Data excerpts
%%

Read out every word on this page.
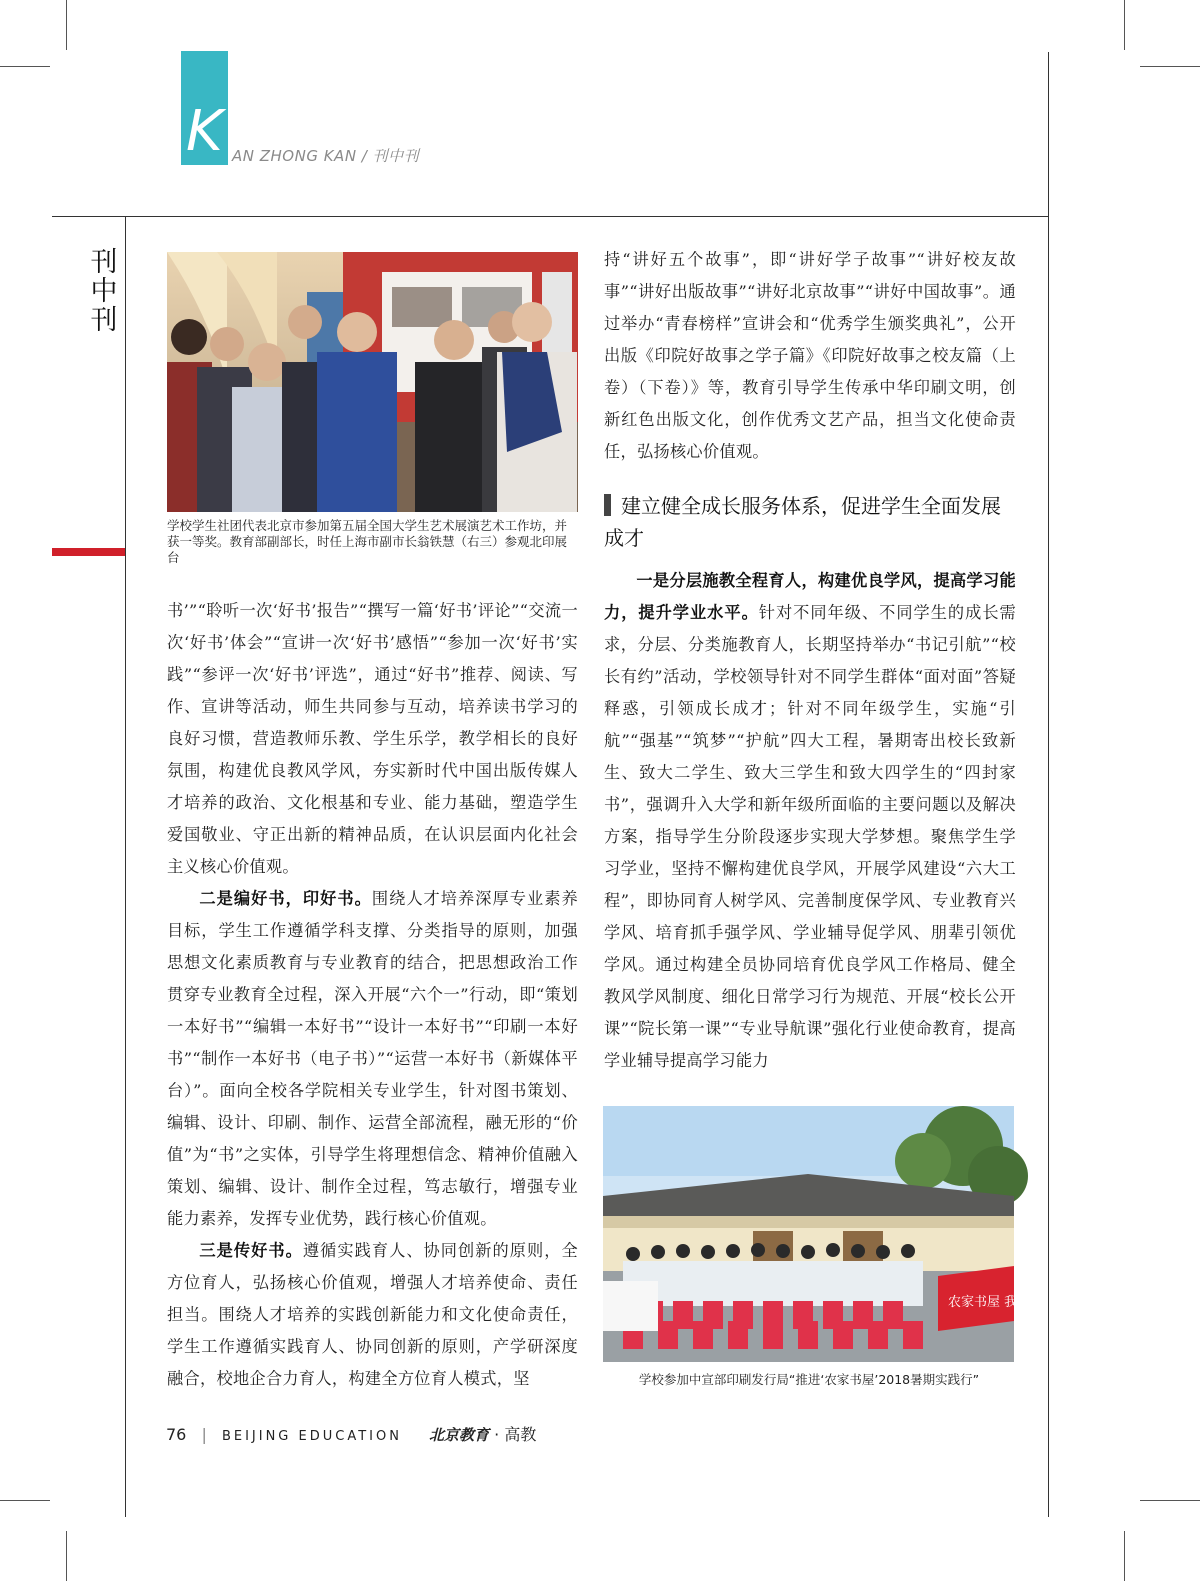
K AN ZHONG KAN / 刊中刊
刊中刊
学校学生社团代表北京市参加第五届全国大学生艺术展演艺术工作坊，并获一等奖。教育部副部长，时任上海市副市长翁铁慧（右三）参观北印展台

书’”“聆听一次‘好书’报告”“撰写一篇‘好书’评论”“交流一次‘好书’体会”“宣讲一次‘好书’感悟”“参加一次‘好书’实践”“参评一次‘好书’评选”，通过“好书”推荐、阅读、写作、宣讲等活动，师生共同参与互动，培养读书学习的良好习惯，营造教师乐教、学生乐学，教学相长的良好氛围，构建优良教风学风，夯实新时代中国出版传媒人才培养的政治、文化根基和专业、能力基础，塑造学生爱国敬业、守正出新的精神品质，在认识层面内化社会主义核心价值观。

二是编好书，印好书。围绕人才培养深厚专业素养目标，学生工作遵循学科支撑、分类指导的原则，加强思想文化素质教育与专业教育的结合，把思想政治工作贯穿专业教育全过程，深入开展“六个一”行动，即“策划一本好书”“编辑一本好书”“设计一本好书”“印刷一本好书”“制作一本好书（电子书）”“运营一本好书（新媒体平台）”。面向全校各学院相关专业学生，针对图书策划、编辑、设计、印刷、制作、运营全部流程，融无形的“价值”为“书”之实体，引导学生将理想信念、精神价值融入策划、编辑、设计、制作全过程，笃志敏行，增强专业能力素养，发挥专业优势，践行核心价值观。

三是传好书。遵循实践育人、协同创新的原则，全方位育人，弘扬核心价值观，增强人才培养使命、责任担当。围绕人才培养的实践创新能力和文化使命责任，学生工作遵循实践育人、协同创新的原则，产学研深度融合，校地企合力育人，构建全方位育人模式，坚

持“讲好五个故事”，即“讲好学子故事”“讲好校友故事”“讲好出版故事”“讲好北京故事”“讲好中国故事”。通过举办“青春榜样”宣讲会和“优秀学生颁奖典礼”，公开出版《印院好故事之学子篇》《印院好故事之校友篇（上卷）（下卷）》等，教育引导学生传承中华印刷文明，创新红色出版文化，创作优秀文艺产品，担当文化使命责任，弘扬核心价值观。

建立健全成长服务体系，促进学生全面发展成才

一是分层施教全程育人，构建优良学风，提高学习能力，提升学业水平。针对不同年级、不同学生的成长需求，分层、分类施教育人，长期坚持举办“书记引航”“校长有约”活动，学校领导针对不同学生群体“面对面”答疑释惑，引领成长成才；针对不同年级学生，实施“引航”“强基”“筑梦”“护航”四大工程，暑期寄出校长致新生、致大二学生、致大三学生和致大四学生的“四封家书”，强调升入大学和新年级所面临的主要问题以及解决方案，指导学生分阶段逐步实现大学梦想。聚焦学生学习学业，坚持不懈构建优良学风，开展学风建设“六大工程”，即协同育人树学风、完善制度保学风、专业教育兴学风、培育抓手强学风、学业辅导促学风、朋辈引领优学风。通过构建全员协同培育优良学风工作格局、健全教风学风制度、细化日常学习行为规范、开展“校长公开课”“院长第一课”“专业导航课”强化行业使命教育，提高学业辅导提高学习能力

农家书屋 我的梦
学校参加中宣部印刷发行局“推进‘农家书屋’2018暑期实践行”
76 | BEIJING EDUCATION 北京教育 · 高教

%%

» **What the task asks**:
The records shown above are to be repeated exactly, with the pictures left out.

» **Response below**:
Read out every word on this page.
K AN ZHONG KAN / 刊中刊
刊中刊
学校学生社团代表北京市参加第五届全国大学生艺术展演艺术工作坊，并获一等奖。教育部副部长，时任上海市副市长翁铁慧（右三）参观北印展台

书’”“聆听一次‘好书’报告”“撰写一篇‘好书’评论”“交流一次‘好书’体会”“宣讲一次‘好书’感悟”“参加一次‘好书’实践”“参评一次‘好书’评选”，通过“好书”推荐、阅读、写作、宣讲等活动，师生共同参与互动，培养读书学习的良好习惯，营造教师乐教、学生乐学，教学相长的良好氛围，构建优良教风学风，夯实新时代中国出版传媒人才培养的政治、文化根基和专业、能力基础，塑造学生爱国敬业、守正出新的精神品质，在认识层面内化社会主义核心价值观。

二是编好书，印好书。围绕人才培养深厚专业素养目标，学生工作遵循学科支撑、分类指导的原则，加强思想文化素质教育与专业教育的结合，把思想政治工作贯穿专业教育全过程，深入开展“六个一”行动，即“策划一本好书”“编辑一本好书”“设计一本好书”“印刷一本好书”“制作一本好书（电子书）”“运营一本好书（新媒体平台）”。面向全校各学院相关专业学生，针对图书策划、编辑、设计、印刷、制作、运营全部流程，融无形的“价值”为“书”之实体，引导学生将理想信念、精神价值融入策划、编辑、设计、制作全过程，笃志敏行，增强专业能力素养，发挥专业优势，践行核心价值观。

三是传好书。遵循实践育人、协同创新的原则，全方位育人，弘扬核心价值观，增强人才培养使命、责任担当。围绕人才培养的实践创新能力和文化使命责任，学生工作遵循实践育人、协同创新的原则，产学研深度融合，校地企合力育人，构建全方位育人模式，坚

持“讲好五个故事”，即“讲好学子故事”“讲好校友故事”“讲好出版故事”“讲好北京故事”“讲好中国故事”。通过举办“青春榜样”宣讲会和“优秀学生颁奖典礼”，公开出版《印院好故事之学子篇》《印院好故事之校友篇（上卷）（下卷）》等，教育引导学生传承中华印刷文明，创新红色出版文化，创作优秀文艺产品，担当文化使命责任，弘扬核心价值观。

建立健全成长服务体系，促进学生全面发展成才

一是分层施教全程育人，构建优良学风，提高学习能力，提升学业水平。针对不同年级、不同学生的成长需求，分层、分类施教育人，长期坚持举办“书记引航”“校长有约”活动，学校领导针对不同学生群体“面对面”答疑释惑，引领成长成才；针对不同年级学生，实施“引航”“强基”“筑梦”“护航”四大工程，暑期寄出校长致新生、致大二学生、致大三学生和致大四学生的“四封家书”，强调升入大学和新年级所面临的主要问题以及解决方案，指导学生分阶段逐步实现大学梦想。聚焦学生学习学业，坚持不懈构建优良学风，开展学风建设“六大工程”，即协同育人树学风、完善制度保学风、专业教育兴学风、培育抓手强学风、学业辅导促学风、朋辈引领优学风。通过构建全员协同培育优良学风工作格局、健全教风学风制度、细化日常学习行为规范、开展“校长公开课”“院长第一课”“专业导航课”强化行业使命教育，提高学业辅导提高学习能力

农家书屋 我的梦
学校参加中宣部印刷发行局“推进‘农家书屋’2018暑期实践行”
76 | BEIJING EDUCATION 北京教育 · 高教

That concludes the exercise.